TASK BRIEF: Pick out the lines containing "accounting".

** Begin **

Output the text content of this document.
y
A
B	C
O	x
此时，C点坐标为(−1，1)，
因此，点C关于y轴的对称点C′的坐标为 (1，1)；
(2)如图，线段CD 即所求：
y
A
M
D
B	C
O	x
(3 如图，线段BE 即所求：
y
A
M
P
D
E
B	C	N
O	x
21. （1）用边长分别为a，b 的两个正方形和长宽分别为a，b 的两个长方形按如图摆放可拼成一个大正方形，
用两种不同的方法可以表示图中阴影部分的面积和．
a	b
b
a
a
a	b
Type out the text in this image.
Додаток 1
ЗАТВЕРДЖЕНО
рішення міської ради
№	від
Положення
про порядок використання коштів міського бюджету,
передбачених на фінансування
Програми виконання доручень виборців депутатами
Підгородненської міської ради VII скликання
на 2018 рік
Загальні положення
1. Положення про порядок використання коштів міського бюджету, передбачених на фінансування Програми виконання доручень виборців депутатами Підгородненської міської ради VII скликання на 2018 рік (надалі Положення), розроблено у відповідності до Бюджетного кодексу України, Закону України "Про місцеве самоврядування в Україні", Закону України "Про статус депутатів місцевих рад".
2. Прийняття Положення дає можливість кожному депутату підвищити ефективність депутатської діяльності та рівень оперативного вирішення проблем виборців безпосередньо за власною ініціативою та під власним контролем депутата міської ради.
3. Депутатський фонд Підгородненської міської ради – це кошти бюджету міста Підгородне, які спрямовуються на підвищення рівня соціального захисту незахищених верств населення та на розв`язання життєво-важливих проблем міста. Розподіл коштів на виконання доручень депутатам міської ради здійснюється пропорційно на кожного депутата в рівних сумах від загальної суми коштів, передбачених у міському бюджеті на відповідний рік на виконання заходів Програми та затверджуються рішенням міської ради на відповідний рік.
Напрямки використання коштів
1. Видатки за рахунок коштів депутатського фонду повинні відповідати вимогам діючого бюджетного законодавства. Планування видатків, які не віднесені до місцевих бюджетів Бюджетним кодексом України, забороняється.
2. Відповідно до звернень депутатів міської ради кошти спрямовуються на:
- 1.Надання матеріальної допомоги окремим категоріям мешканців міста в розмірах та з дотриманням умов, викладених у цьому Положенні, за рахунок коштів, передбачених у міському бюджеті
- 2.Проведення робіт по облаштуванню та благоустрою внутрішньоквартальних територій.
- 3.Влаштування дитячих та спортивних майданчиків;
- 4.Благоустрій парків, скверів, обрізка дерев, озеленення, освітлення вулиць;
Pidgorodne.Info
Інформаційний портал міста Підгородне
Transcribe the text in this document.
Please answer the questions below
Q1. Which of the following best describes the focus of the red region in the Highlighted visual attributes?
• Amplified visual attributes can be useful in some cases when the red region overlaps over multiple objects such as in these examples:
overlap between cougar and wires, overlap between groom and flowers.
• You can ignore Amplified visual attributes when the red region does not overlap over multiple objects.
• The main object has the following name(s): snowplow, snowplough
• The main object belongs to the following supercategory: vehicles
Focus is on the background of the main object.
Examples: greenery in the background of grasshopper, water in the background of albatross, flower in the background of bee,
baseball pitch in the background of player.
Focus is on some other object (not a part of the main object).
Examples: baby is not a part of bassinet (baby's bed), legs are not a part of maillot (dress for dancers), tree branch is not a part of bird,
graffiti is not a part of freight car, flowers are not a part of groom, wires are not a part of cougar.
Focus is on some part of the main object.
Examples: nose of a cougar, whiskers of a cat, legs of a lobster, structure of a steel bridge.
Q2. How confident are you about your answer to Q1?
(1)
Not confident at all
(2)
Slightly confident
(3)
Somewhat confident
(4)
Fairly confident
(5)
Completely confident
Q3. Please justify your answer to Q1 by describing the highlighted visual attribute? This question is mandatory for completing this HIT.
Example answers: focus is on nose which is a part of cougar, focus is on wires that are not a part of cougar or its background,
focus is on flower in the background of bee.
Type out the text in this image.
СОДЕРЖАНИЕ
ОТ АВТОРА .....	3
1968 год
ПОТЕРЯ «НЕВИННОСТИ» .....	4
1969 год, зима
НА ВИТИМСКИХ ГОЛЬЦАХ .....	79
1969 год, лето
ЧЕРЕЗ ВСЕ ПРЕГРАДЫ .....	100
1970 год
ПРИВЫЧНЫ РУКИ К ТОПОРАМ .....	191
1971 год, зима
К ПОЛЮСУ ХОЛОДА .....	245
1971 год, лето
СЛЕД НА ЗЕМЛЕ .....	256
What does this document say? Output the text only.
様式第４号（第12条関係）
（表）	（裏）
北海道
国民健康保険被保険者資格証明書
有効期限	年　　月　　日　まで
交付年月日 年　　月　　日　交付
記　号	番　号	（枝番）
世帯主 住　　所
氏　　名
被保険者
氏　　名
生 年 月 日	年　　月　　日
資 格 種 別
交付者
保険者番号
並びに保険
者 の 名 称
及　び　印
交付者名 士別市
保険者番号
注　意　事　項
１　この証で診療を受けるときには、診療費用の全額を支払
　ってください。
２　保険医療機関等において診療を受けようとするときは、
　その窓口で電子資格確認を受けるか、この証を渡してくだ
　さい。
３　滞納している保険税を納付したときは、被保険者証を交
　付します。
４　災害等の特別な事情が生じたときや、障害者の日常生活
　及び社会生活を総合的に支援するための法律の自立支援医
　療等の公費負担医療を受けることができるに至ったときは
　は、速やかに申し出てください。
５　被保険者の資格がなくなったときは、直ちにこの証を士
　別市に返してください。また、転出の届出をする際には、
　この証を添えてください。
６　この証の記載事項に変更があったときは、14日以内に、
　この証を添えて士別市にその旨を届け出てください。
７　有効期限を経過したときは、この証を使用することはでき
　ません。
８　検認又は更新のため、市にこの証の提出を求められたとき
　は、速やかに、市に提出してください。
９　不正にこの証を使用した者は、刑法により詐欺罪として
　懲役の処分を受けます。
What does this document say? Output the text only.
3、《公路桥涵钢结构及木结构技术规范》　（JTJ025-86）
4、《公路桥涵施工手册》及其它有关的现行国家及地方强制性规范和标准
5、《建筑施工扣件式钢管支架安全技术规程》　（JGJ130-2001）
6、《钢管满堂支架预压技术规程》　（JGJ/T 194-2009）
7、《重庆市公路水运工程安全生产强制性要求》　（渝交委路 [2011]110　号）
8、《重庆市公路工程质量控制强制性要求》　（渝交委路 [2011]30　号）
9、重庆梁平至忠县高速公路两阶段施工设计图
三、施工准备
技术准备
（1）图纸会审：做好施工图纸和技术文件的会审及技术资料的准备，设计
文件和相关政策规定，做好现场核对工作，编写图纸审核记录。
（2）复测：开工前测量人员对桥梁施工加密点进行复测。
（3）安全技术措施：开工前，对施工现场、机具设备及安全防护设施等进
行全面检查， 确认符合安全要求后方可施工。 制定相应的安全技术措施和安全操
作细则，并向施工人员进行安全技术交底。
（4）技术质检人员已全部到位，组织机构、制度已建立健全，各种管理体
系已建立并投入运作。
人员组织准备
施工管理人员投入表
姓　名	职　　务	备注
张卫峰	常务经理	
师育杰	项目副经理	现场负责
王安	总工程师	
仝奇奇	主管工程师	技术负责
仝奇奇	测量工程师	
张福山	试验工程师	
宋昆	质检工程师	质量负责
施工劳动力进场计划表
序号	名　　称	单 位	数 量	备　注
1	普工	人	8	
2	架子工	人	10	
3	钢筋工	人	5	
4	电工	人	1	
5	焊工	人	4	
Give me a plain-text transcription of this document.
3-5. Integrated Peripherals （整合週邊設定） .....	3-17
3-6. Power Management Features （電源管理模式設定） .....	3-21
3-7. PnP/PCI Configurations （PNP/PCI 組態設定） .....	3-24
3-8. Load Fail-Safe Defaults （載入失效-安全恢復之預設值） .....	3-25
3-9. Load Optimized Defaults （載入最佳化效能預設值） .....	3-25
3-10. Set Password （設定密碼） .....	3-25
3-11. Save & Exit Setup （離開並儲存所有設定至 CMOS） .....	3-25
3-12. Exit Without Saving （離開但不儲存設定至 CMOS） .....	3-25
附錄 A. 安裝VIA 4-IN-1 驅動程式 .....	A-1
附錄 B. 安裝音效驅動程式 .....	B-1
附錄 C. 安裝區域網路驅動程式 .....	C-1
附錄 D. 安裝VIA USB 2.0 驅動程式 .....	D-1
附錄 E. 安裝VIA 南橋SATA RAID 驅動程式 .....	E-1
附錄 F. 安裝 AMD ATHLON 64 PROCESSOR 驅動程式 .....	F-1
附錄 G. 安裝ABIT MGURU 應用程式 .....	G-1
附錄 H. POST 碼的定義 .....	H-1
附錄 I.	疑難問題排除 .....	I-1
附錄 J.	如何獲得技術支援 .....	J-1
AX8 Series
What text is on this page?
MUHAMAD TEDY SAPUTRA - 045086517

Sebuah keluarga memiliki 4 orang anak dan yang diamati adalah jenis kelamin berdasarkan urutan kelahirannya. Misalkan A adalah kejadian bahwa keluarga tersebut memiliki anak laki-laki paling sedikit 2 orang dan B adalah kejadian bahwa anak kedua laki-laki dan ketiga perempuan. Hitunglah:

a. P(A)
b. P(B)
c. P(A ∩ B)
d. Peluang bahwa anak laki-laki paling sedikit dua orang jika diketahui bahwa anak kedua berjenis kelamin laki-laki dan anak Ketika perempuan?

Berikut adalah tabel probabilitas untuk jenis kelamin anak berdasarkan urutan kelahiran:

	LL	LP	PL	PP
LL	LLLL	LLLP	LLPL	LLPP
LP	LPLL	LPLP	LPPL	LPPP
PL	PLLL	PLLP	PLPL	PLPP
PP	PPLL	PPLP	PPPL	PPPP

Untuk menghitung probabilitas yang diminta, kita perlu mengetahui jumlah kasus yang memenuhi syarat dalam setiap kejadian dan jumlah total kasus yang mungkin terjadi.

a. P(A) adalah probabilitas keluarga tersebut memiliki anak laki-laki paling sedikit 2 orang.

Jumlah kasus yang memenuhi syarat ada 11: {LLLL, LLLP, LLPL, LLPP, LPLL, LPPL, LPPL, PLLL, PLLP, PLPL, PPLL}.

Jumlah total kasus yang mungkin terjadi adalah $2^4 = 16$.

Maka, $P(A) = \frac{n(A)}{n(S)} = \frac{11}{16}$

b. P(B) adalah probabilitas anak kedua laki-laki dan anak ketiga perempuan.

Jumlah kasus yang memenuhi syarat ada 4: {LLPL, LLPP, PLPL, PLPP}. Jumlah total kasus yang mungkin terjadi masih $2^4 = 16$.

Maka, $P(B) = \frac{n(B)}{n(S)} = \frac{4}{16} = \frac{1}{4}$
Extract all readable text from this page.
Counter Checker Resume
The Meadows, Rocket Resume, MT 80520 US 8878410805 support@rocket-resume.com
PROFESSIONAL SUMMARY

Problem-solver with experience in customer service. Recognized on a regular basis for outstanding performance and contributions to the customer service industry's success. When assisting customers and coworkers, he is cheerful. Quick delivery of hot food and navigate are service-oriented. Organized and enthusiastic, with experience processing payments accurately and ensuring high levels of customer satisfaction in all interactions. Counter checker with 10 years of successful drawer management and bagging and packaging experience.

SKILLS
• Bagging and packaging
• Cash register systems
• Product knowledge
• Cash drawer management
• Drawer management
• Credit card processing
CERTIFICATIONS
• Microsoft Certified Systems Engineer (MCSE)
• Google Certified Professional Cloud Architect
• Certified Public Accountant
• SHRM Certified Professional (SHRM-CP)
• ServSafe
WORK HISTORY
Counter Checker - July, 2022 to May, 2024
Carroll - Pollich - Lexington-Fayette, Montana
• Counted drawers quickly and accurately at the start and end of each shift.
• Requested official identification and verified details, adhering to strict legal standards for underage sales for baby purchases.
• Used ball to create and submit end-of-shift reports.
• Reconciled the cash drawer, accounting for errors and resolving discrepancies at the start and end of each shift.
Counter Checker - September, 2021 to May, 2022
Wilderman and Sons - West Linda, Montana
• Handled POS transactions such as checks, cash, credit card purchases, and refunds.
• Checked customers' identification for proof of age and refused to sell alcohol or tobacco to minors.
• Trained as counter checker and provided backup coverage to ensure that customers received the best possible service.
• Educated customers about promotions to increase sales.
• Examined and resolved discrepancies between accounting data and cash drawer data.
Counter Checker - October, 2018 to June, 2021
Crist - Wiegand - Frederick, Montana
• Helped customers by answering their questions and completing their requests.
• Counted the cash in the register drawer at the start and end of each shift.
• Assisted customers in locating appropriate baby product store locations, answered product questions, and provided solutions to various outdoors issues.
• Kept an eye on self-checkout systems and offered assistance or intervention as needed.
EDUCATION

** End **

ANSWER FOR THIS EXERCISE:
• Reconciled the cash drawer, accounting for errors and resolving discrepancies at the start and end of each shift.
• Examined and resolved discrepancies between accounting data and cash drawer data.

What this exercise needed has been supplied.